**EXERCISE DETAILS**: Write out each line from the data below that includes the word "behavioural".
-- start of ENTRIES --
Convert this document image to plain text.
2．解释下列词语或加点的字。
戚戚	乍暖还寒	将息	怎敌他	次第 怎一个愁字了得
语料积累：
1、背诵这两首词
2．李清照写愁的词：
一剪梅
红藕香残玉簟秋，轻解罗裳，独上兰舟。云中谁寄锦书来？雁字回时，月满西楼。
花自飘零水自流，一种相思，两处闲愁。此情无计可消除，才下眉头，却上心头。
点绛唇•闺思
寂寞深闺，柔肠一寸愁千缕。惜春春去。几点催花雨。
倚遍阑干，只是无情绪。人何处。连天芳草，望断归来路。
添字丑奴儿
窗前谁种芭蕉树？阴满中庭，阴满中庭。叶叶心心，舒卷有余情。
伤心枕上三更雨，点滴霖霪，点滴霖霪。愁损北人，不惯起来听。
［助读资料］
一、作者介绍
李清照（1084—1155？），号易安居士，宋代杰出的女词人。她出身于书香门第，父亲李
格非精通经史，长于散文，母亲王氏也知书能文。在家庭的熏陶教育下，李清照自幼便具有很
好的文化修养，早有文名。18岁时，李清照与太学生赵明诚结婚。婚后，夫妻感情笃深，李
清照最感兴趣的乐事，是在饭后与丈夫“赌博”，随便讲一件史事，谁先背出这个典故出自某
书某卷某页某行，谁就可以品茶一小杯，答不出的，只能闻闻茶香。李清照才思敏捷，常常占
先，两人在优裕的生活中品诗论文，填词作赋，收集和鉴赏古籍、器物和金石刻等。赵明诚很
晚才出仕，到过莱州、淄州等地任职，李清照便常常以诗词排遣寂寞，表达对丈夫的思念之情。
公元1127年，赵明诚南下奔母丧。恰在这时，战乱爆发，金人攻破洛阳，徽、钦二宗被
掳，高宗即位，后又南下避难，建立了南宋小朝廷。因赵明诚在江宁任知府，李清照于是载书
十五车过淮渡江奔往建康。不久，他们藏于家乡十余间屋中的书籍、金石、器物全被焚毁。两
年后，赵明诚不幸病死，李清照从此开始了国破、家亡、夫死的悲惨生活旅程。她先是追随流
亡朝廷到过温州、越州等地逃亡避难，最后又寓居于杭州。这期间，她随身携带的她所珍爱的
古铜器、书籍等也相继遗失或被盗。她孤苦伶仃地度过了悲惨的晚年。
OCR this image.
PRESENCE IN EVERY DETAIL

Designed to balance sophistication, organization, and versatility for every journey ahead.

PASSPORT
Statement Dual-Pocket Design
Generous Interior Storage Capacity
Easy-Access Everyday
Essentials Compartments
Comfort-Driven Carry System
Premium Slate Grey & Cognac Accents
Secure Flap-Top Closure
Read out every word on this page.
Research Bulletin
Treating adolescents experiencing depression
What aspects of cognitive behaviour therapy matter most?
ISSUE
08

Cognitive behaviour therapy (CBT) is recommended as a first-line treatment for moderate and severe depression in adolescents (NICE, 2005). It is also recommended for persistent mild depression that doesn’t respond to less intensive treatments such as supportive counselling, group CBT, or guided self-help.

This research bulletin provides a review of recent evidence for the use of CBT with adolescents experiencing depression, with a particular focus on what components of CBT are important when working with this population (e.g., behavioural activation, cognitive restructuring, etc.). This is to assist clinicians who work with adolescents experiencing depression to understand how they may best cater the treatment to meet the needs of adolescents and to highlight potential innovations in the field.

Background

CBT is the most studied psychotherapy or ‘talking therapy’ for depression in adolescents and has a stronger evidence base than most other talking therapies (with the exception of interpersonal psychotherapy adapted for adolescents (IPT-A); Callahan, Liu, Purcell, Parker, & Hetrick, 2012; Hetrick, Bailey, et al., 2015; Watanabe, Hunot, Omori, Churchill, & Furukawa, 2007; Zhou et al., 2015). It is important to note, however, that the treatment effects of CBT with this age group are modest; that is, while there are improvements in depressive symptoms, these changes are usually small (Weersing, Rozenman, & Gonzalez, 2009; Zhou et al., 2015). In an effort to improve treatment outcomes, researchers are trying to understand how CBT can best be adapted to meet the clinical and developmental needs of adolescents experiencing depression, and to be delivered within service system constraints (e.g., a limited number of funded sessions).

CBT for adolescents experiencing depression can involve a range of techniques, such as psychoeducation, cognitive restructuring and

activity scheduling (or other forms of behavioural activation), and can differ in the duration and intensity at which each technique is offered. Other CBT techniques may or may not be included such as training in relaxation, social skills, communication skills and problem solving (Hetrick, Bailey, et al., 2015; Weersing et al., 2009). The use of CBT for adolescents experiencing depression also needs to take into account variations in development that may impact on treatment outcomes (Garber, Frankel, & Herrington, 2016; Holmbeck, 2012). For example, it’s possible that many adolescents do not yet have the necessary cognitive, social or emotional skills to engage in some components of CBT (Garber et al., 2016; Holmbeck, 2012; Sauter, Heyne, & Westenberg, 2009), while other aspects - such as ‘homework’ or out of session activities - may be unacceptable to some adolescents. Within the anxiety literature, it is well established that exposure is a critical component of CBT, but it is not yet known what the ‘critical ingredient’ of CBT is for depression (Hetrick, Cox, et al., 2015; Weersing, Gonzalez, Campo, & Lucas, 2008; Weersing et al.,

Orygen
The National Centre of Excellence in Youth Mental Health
-- end of ENTRIES --
**SOLVED EXERCISE**:
This research bulletin provides a review of recent evidence for the use of CBT with adolescents experiencing depression, with a particular focus on what components of CBT are important when working with this population (e.g., behavioural activation, cognitive restructuring, etc.). This is to assist clinicians who work with adolescents experiencing depression to understand how they may best cater the treatment to meet the needs of adolescents and to highlight potential innovations in the field.
activity scheduling (or other forms of behavioural activation), and can differ in the duration and intensity at which each technique is offered. Other CBT techniques may or may not be included such as training in relaxation, social skills, communication skills and problem solving (Hetrick, Bailey, et al., 2015; Weersing et al., 2009). The use of CBT for adolescents experiencing depression also needs to take into account variations in development that may impact on treatment outcomes (Garber, Frankel, & Herrington, 2016; Holmbeck, 2012). For example, it’s possible that many adolescents do not yet have the necessary cognitive, social or emotional skills to engage in some components of CBT (Garber et al., 2016; Holmbeck, 2012; Sauter, Heyne, & Westenberg, 2009), while other aspects - such as ‘homework’ or out of session activities - may be unacceptable to some adolescents. Within the anxiety literature, it is well established that exposure is a critical component of CBT, but it is not yet known what the ‘critical ingredient’ of CBT is for depression (Hetrick, Cox, et al., 2015; Weersing, Gonzalez, Campo, & Lucas, 2008; Weersing et al.,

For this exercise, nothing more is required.